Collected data
....................
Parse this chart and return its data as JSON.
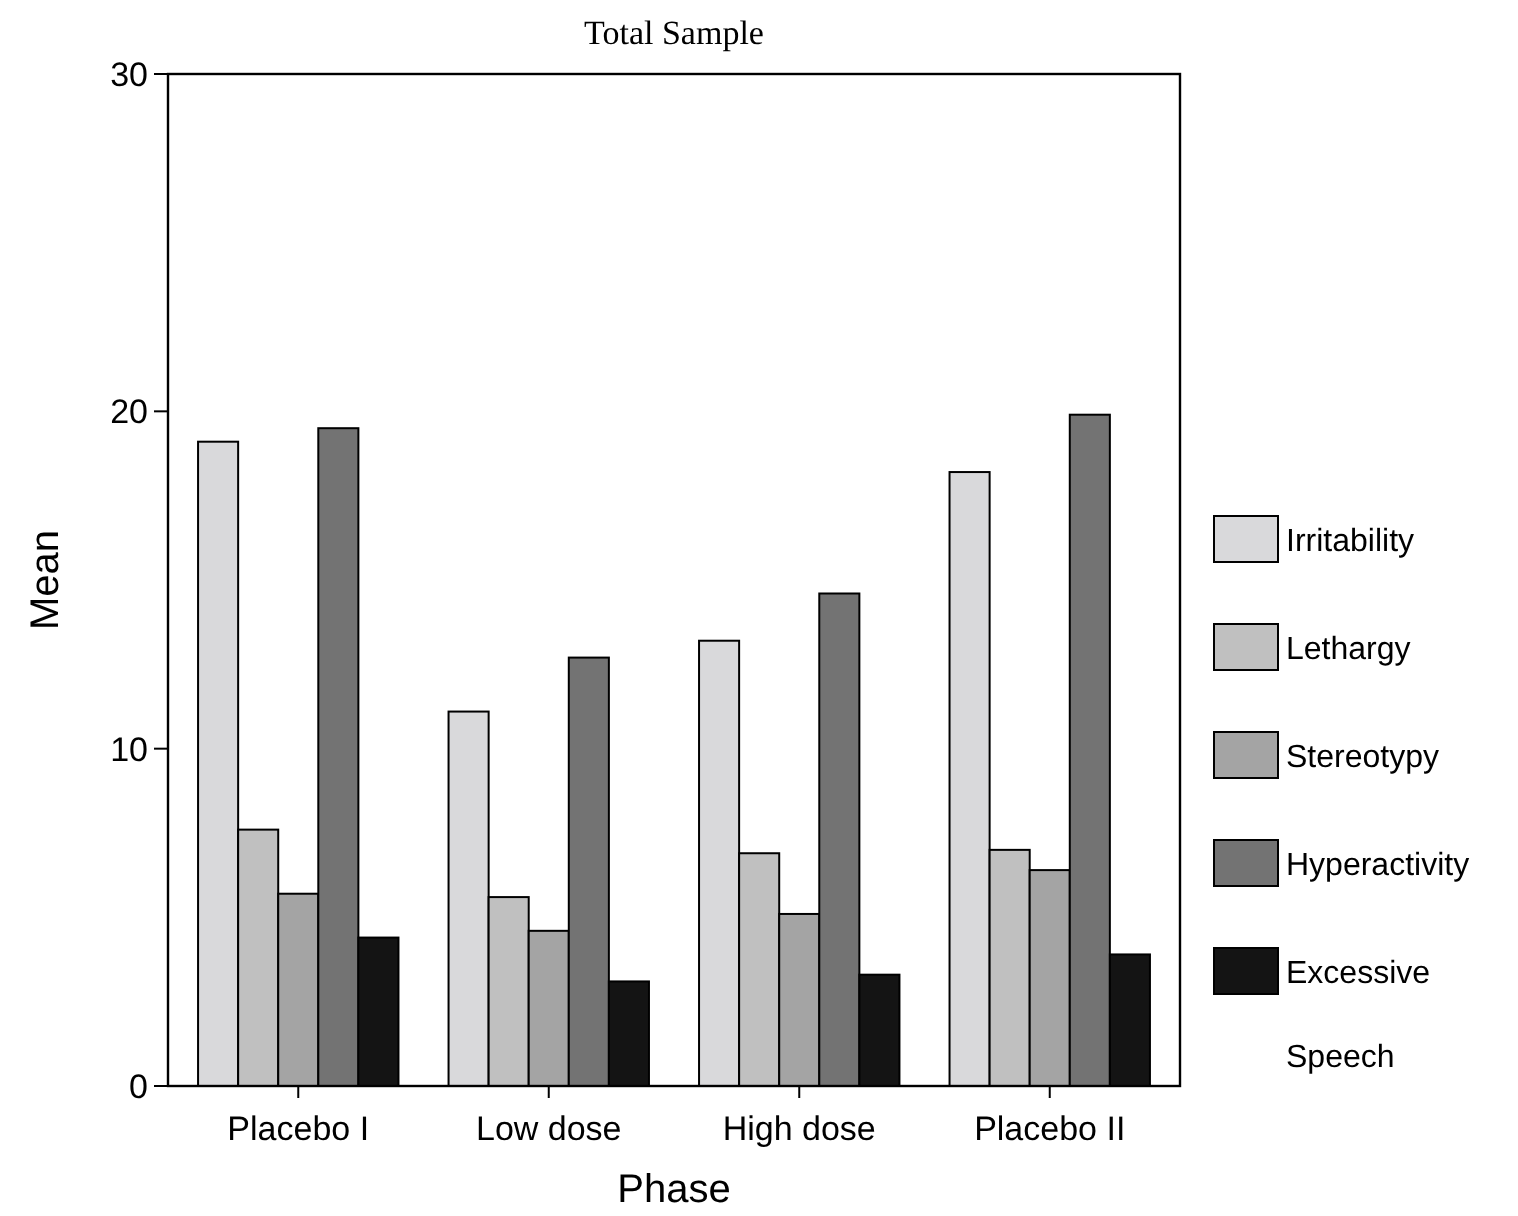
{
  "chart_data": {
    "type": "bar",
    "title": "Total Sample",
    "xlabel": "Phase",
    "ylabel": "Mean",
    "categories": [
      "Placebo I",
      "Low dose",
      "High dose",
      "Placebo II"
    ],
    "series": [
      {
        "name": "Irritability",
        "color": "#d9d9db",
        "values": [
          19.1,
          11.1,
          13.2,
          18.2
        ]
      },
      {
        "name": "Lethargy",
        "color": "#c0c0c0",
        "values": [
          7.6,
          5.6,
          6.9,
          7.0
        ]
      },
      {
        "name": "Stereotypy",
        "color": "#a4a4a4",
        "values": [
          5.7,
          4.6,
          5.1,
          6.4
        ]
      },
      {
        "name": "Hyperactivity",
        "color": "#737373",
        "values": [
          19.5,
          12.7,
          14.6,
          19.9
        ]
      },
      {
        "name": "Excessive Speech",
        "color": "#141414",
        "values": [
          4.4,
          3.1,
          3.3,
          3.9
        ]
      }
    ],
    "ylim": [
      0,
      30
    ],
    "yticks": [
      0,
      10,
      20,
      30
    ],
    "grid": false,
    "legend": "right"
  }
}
....................
--- PROMPT ---
Write out every line above exactly as it is, leaving out the pictures.

--- COMPLETE OUTPUT ---
Parse this chart and return its data as JSON.
{
  "chart_data": {
    "type": "bar",
    "title": "Total Sample",
    "xlabel": "Phase",
    "ylabel": "Mean",
    "categories": [
      "Placebo I",
      "Low dose",
      "High dose",
      "Placebo II"
    ],
    "series": [
      {
        "name": "Irritability",
        "color": "#d9d9db",
        "values": [
          19.1,
          11.1,
          13.2,
          18.2
        ]
      },
      {
        "name": "Lethargy",
        "color": "#c0c0c0",
        "values": [
          7.6,
          5.6,
          6.9,
          7.0
        ]
      },
      {
        "name": "Stereotypy",
        "color": "#a4a4a4",
        "values": [
          5.7,
          4.6,
          5.1,
          6.4
        ]
      },
      {
        "name": "Hyperactivity",
        "color": "#737373",
        "values": [
          19.5,
          12.7,
          14.6,
          19.9
        ]
      },
      {
        "name": "Excessive Speech",
        "color": "#141414",
        "values": [
          4.4,
          3.1,
          3.3,
          3.9
        ]
      }
    ],
    "ylim": [
      0,
      30
    ],
    "yticks": [
      0,
      10,
      20,
      30
    ],
    "grid": false,
    "legend": "right"
  }
}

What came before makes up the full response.